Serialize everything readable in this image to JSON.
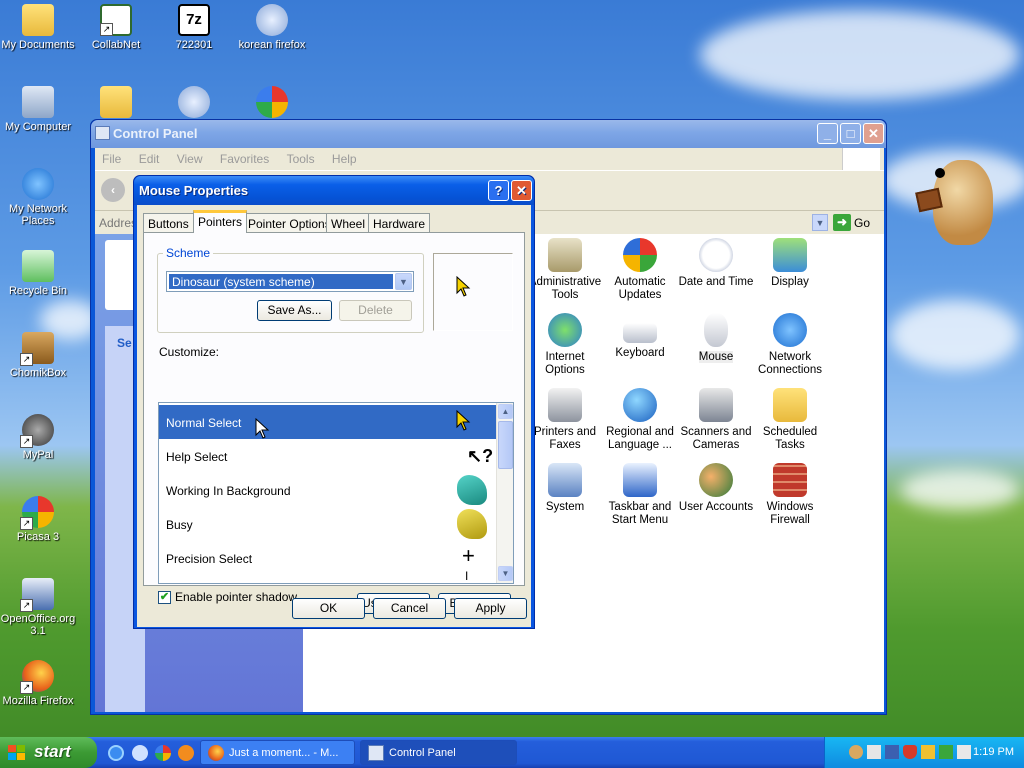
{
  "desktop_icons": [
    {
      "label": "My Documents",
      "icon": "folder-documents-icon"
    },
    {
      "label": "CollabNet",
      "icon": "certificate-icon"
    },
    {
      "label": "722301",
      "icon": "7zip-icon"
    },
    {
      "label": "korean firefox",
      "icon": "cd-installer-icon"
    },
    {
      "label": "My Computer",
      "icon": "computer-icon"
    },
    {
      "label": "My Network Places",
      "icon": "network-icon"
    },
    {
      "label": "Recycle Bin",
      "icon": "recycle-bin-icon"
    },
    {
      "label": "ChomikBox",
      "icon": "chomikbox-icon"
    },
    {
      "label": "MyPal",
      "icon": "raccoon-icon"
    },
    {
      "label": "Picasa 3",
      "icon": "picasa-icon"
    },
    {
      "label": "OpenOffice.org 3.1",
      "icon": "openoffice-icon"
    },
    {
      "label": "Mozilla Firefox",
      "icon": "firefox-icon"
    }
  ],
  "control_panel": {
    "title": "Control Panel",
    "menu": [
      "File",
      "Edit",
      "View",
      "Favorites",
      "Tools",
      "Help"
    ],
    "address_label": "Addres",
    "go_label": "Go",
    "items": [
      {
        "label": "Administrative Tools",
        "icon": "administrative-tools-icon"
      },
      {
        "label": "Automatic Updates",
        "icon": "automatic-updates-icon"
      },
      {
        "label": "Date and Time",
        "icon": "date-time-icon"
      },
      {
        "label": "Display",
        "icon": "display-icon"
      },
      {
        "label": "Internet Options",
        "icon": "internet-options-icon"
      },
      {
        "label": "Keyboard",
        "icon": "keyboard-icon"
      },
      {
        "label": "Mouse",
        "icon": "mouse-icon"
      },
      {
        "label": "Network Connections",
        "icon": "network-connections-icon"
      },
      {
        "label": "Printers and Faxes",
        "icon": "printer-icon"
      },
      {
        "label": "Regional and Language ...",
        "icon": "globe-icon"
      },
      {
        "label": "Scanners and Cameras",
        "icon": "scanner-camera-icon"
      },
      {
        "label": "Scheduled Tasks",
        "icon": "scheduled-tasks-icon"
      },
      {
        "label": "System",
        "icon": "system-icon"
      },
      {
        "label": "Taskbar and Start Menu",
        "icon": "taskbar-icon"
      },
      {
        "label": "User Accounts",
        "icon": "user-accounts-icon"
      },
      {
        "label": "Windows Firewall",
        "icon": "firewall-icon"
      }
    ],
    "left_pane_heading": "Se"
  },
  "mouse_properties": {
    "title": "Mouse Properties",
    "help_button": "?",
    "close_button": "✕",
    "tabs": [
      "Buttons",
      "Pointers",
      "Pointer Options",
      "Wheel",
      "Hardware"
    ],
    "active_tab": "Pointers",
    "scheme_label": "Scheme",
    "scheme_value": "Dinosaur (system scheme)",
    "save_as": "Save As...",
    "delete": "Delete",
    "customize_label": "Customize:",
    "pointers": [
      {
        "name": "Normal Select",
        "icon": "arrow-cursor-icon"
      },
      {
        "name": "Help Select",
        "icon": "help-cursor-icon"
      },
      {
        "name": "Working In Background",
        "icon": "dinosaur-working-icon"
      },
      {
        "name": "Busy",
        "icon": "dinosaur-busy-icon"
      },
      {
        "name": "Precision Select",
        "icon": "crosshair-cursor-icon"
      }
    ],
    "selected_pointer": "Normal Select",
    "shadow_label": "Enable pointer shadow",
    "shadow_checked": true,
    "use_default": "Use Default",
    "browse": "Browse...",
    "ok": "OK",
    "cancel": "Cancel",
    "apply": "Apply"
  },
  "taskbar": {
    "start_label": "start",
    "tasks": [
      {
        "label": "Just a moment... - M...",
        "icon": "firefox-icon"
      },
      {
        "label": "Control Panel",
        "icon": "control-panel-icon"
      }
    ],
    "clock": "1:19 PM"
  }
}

####

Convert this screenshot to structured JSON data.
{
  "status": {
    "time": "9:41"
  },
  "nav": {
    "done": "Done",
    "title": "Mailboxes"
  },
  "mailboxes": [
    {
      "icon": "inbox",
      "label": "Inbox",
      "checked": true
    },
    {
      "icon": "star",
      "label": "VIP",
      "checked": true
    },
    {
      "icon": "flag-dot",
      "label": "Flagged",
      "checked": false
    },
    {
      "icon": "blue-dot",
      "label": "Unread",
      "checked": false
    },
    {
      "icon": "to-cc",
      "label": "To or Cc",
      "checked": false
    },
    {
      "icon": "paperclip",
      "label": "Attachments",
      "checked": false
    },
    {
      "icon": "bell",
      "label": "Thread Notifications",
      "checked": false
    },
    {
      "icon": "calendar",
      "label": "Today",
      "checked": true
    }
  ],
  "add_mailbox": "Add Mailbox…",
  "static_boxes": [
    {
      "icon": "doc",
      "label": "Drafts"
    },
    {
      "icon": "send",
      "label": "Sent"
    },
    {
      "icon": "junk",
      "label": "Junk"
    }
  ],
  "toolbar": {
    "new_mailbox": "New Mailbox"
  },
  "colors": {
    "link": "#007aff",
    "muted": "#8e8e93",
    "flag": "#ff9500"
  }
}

####

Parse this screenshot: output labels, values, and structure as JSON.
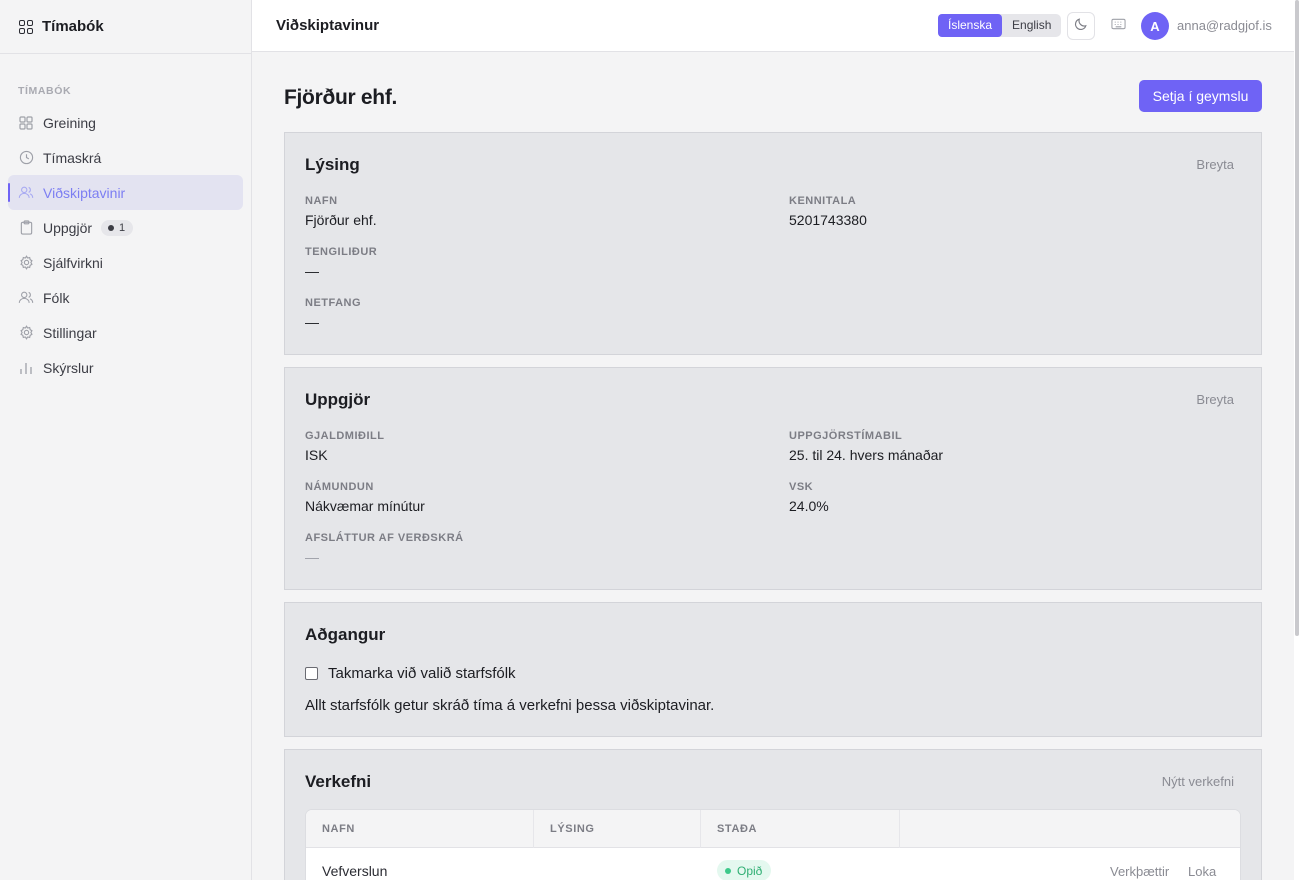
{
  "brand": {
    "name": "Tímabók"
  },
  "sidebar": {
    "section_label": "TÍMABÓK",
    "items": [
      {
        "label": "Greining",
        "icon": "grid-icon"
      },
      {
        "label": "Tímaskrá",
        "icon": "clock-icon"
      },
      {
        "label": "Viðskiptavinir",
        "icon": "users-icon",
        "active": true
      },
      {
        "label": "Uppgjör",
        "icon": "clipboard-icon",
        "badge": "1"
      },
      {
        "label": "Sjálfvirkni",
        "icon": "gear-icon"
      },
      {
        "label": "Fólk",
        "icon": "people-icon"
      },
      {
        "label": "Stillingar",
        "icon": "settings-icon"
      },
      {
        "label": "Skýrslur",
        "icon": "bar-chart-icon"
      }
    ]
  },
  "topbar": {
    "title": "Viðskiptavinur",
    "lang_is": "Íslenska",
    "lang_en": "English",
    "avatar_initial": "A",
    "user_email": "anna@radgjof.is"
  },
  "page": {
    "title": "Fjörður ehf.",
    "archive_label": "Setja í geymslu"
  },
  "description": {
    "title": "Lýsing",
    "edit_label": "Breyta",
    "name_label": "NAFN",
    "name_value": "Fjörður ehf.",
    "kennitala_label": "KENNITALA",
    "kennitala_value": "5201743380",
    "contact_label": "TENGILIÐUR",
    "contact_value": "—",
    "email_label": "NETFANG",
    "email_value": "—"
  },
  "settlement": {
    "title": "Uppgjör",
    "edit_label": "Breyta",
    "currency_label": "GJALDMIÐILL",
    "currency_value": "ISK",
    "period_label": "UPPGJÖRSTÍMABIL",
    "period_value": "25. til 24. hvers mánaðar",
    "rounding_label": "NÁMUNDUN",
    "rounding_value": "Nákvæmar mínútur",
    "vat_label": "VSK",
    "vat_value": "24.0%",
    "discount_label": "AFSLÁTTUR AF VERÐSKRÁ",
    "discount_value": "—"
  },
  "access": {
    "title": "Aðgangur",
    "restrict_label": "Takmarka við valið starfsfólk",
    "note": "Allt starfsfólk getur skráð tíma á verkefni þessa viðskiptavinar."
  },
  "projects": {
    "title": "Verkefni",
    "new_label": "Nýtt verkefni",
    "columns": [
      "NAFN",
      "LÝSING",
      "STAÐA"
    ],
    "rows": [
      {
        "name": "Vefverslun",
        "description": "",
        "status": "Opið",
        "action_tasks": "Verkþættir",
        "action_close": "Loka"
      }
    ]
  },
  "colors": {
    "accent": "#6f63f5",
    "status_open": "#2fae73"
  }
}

####

From the records, copy every line that has the string "title" in it.

    "title": "Control Panel",
    "title": "Mouse Properties",
    "title": "Mailboxes"
    "title": "Viðskiptavinur",
    "title": "Fjörður ehf.",
    "title": "Lýsing",
    "title": "Uppgjör",
    "title": "Aðgangur",
    "title": "Verkefni",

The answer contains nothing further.